Set problem: How many lines of the records hold the string "在每小题给出的四个选项中"? Reply with the number alone.

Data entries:
▬▬▬▬▬▬▬▬▬▬
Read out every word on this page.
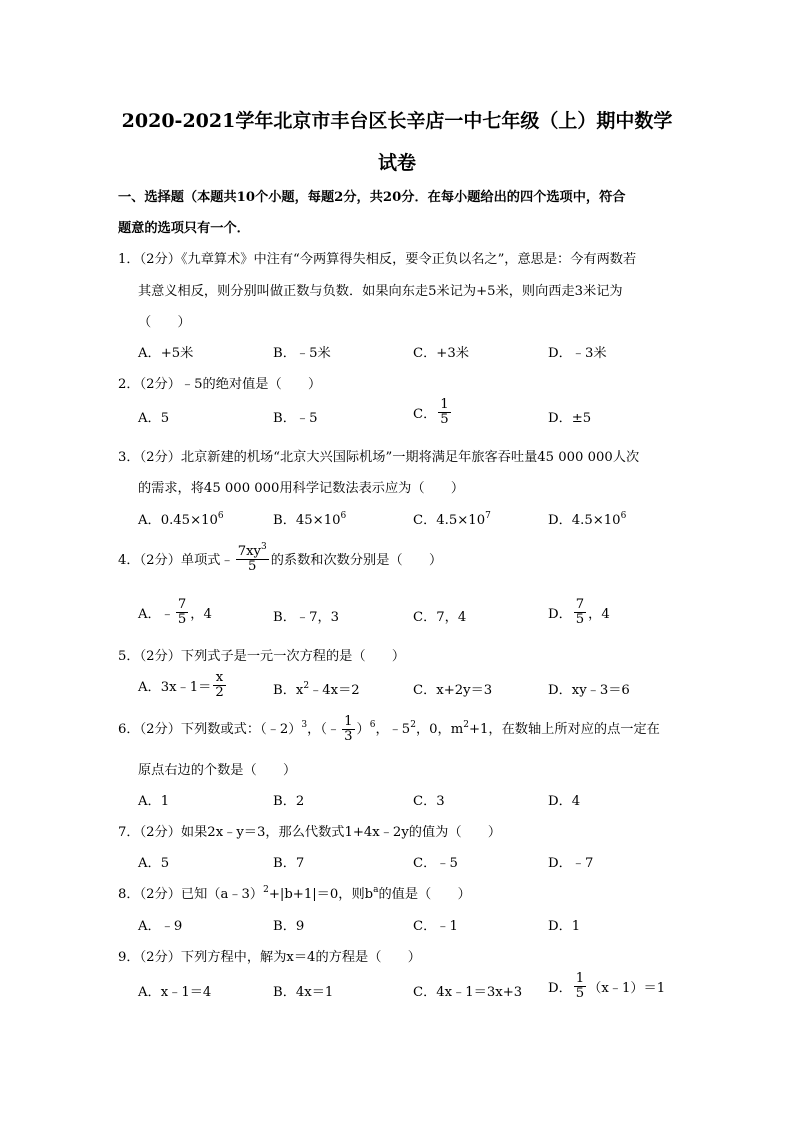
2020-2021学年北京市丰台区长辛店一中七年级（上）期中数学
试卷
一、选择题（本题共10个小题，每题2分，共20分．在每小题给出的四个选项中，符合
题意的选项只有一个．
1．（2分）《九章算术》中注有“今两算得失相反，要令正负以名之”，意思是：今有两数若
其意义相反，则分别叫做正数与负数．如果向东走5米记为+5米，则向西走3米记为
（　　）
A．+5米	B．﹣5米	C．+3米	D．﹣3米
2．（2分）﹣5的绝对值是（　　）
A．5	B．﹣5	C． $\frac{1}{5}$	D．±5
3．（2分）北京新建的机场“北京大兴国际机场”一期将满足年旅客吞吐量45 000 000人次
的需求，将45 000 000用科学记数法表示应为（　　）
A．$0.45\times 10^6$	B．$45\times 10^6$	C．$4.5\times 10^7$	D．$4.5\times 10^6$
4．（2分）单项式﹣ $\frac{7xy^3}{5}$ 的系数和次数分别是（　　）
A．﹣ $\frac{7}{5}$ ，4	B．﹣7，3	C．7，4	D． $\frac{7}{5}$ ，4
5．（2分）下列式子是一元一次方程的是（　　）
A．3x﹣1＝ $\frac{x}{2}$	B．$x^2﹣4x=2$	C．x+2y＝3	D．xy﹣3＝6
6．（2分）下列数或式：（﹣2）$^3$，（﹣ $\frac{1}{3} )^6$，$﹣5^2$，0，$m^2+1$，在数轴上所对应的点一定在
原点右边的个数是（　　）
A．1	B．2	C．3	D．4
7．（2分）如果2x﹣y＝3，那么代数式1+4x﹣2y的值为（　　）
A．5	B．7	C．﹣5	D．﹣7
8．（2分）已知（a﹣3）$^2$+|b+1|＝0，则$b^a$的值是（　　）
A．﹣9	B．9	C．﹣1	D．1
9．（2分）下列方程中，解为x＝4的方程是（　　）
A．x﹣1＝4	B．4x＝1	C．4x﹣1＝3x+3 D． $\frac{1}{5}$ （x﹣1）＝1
▬▬▬▬▬▬▬▬▬▬
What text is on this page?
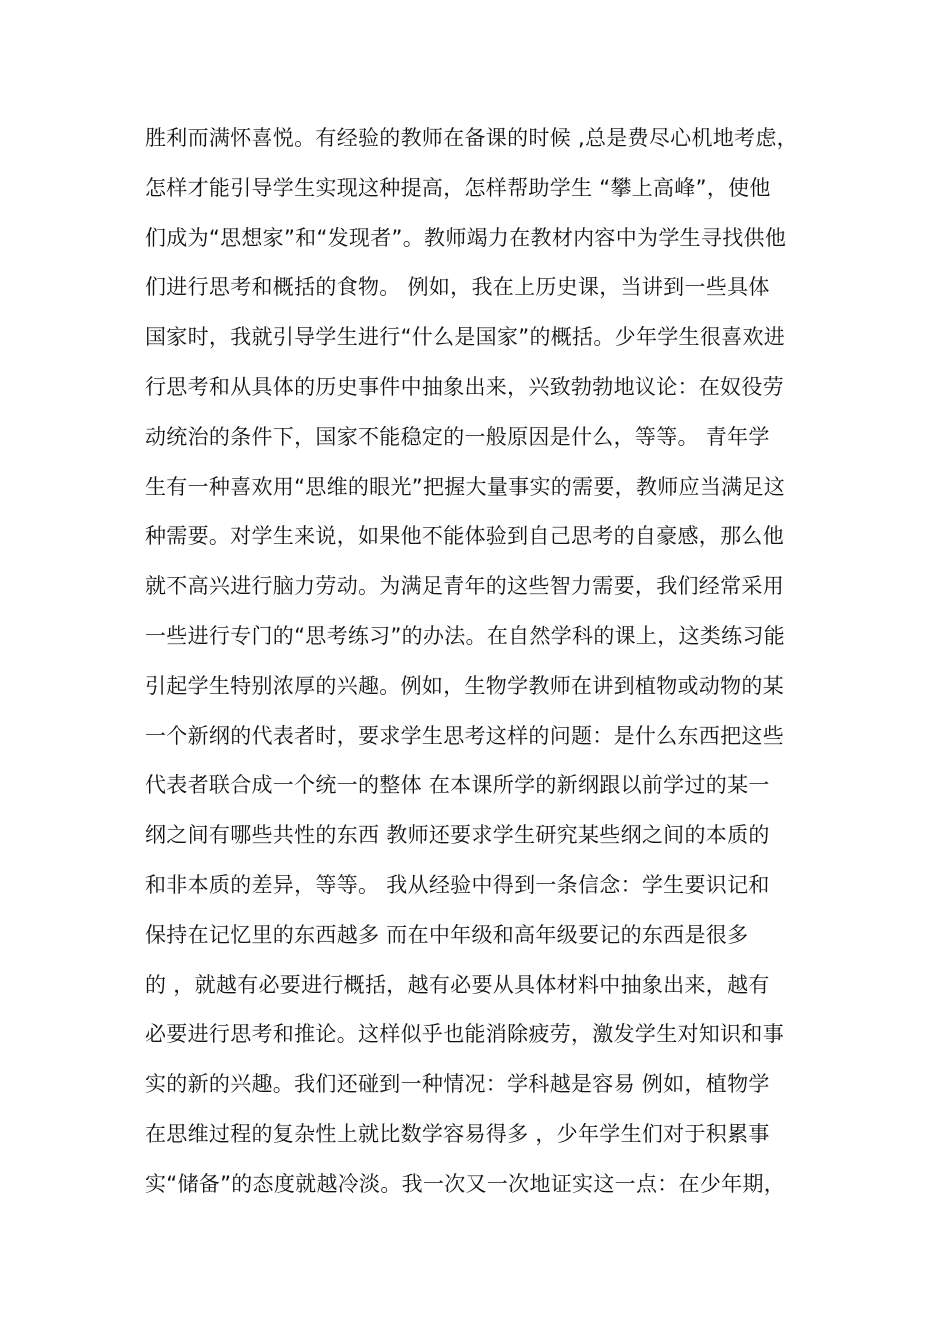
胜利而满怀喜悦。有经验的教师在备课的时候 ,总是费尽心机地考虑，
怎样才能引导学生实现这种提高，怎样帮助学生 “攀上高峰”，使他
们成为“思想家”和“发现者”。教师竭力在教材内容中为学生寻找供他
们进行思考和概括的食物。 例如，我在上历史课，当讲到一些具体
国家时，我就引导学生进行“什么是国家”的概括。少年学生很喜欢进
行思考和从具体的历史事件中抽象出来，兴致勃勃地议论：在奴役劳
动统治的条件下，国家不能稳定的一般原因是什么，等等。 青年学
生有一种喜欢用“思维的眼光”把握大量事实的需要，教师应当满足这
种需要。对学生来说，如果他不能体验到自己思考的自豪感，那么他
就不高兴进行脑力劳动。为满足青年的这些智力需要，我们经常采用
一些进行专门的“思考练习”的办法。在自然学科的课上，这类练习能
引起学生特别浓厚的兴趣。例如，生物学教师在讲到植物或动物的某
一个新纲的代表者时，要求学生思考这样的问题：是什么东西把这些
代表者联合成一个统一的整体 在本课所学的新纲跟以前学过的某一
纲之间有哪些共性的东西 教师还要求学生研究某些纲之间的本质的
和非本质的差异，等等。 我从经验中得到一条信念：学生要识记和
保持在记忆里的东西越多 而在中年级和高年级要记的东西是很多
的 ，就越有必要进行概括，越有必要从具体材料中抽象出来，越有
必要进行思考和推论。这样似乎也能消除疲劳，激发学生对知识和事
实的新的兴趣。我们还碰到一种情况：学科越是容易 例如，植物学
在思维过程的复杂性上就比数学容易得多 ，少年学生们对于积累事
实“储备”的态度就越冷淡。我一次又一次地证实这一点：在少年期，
▬▬▬▬▬▬▬▬▬▬
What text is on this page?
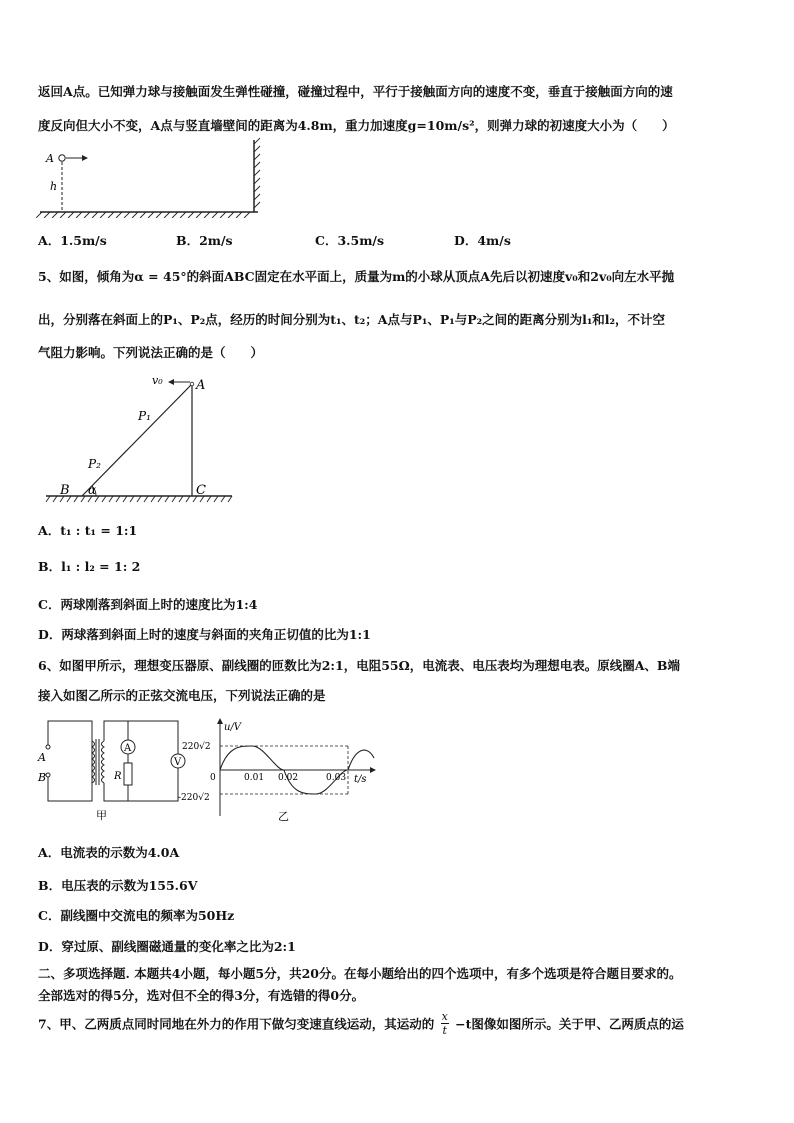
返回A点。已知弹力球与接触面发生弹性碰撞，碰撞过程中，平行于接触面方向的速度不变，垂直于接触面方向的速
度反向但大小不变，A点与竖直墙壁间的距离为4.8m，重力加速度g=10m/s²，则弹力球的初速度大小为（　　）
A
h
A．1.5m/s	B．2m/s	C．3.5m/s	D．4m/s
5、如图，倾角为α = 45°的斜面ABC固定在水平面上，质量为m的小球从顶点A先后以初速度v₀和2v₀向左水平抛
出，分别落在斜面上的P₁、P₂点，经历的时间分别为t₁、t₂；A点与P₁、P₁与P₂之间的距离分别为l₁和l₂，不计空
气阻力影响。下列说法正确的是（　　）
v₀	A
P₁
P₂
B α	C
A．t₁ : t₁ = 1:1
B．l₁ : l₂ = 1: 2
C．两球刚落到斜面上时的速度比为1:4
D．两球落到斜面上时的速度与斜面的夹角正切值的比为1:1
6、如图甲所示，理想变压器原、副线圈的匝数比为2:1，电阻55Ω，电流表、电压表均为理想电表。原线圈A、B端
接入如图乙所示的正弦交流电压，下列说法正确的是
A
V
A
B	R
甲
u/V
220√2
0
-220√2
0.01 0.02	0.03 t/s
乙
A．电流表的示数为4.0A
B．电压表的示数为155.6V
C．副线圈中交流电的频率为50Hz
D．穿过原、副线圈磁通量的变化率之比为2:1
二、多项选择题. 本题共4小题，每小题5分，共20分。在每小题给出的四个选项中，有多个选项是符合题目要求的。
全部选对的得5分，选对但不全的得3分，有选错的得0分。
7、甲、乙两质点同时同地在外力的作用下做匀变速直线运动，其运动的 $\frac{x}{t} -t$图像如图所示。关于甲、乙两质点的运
▬▬▬▬▬▬▬▬▬▬
Answer to this task: 2